[Start PROVIDED ENTRIES]

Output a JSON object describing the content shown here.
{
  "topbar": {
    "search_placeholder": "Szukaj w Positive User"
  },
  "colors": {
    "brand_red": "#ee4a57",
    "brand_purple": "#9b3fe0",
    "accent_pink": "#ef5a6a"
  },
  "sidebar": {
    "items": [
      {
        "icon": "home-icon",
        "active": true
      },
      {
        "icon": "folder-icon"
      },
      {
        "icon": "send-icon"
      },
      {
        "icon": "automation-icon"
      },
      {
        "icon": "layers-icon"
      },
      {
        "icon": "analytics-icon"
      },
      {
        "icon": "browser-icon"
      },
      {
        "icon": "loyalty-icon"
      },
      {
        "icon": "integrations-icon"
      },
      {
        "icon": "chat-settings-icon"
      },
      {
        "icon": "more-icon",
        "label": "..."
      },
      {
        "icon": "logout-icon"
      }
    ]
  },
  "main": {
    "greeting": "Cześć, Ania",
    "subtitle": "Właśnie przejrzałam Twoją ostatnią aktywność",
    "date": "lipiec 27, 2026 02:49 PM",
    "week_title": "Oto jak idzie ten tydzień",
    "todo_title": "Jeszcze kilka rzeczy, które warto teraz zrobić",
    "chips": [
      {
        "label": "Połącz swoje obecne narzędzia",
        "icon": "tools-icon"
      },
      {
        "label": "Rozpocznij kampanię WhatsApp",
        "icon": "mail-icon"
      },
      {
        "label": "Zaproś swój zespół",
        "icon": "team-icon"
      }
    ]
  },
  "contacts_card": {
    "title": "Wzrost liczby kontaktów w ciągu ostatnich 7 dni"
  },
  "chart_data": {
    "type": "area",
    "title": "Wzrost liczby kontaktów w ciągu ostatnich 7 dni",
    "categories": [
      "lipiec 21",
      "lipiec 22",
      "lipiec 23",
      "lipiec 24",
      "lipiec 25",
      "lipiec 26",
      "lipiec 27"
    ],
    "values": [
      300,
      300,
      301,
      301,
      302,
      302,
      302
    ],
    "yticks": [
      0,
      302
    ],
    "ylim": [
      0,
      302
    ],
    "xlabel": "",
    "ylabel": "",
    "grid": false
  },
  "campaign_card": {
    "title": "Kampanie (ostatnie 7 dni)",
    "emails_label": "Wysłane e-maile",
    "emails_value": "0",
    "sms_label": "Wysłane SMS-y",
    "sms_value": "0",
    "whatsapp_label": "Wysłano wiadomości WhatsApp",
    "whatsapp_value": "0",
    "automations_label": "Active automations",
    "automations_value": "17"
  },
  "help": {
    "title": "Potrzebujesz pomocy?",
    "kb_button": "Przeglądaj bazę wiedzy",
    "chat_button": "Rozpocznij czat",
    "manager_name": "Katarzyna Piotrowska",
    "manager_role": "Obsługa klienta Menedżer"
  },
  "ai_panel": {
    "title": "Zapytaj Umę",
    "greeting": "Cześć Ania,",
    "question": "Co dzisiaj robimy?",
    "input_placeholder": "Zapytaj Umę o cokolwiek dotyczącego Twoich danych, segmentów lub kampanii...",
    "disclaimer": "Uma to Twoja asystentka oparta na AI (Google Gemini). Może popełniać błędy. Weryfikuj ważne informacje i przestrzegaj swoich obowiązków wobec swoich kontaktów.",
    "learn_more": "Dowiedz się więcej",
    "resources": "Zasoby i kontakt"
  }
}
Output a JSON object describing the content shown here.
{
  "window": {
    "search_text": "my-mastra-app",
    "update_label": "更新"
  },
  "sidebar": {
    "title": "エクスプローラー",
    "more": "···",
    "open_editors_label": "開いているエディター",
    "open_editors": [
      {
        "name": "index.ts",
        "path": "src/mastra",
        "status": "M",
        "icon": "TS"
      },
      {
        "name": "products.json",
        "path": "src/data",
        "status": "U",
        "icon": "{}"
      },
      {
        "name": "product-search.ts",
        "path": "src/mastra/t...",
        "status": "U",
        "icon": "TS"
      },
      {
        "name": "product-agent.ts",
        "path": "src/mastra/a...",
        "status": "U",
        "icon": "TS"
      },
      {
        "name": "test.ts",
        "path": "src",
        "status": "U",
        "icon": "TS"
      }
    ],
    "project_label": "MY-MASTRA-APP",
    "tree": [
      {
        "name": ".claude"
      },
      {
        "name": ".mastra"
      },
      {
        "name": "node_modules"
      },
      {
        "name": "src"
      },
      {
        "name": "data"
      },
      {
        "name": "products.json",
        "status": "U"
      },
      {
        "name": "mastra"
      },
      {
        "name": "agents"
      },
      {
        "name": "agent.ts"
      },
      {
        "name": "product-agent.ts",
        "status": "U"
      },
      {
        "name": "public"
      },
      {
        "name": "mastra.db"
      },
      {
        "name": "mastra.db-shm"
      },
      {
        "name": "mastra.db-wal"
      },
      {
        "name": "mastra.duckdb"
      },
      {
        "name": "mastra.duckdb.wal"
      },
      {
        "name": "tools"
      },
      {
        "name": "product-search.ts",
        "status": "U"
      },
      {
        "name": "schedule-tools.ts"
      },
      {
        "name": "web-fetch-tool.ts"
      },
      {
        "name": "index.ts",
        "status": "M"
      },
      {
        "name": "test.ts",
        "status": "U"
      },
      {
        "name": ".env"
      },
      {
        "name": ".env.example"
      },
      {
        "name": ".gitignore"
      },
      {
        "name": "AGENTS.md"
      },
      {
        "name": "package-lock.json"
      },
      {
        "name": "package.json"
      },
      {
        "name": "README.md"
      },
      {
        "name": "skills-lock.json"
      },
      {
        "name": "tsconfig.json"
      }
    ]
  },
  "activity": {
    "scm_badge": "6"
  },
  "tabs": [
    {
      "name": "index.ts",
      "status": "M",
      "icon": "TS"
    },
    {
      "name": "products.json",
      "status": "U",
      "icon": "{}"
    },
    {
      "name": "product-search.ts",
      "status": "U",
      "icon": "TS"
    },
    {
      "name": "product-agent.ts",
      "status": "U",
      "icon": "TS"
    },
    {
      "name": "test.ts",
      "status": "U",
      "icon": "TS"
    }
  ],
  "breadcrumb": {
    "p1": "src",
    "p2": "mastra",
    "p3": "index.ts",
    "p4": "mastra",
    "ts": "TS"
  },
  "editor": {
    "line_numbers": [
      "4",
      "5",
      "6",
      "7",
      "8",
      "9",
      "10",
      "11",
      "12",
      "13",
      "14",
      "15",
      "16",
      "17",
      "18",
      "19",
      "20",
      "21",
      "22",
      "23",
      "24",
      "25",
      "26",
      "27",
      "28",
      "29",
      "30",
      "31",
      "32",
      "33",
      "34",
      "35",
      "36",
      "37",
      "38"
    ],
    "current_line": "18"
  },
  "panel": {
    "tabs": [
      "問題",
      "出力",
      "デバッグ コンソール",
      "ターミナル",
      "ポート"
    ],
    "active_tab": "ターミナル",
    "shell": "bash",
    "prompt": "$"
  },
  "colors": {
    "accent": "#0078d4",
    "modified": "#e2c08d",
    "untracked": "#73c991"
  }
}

[End PROVIDED ENTRIES]

Working from the listing above, pick out every line that has "lipiec" and copy it.

SOLVED PROBLEM -
    "date": "lipiec 27, 2026 02:49 PM",
      "lipiec 21",
      "lipiec 22",
      "lipiec 23",
      "lipiec 24",
      "lipiec 25",
      "lipiec 26",
      "lipiec 27"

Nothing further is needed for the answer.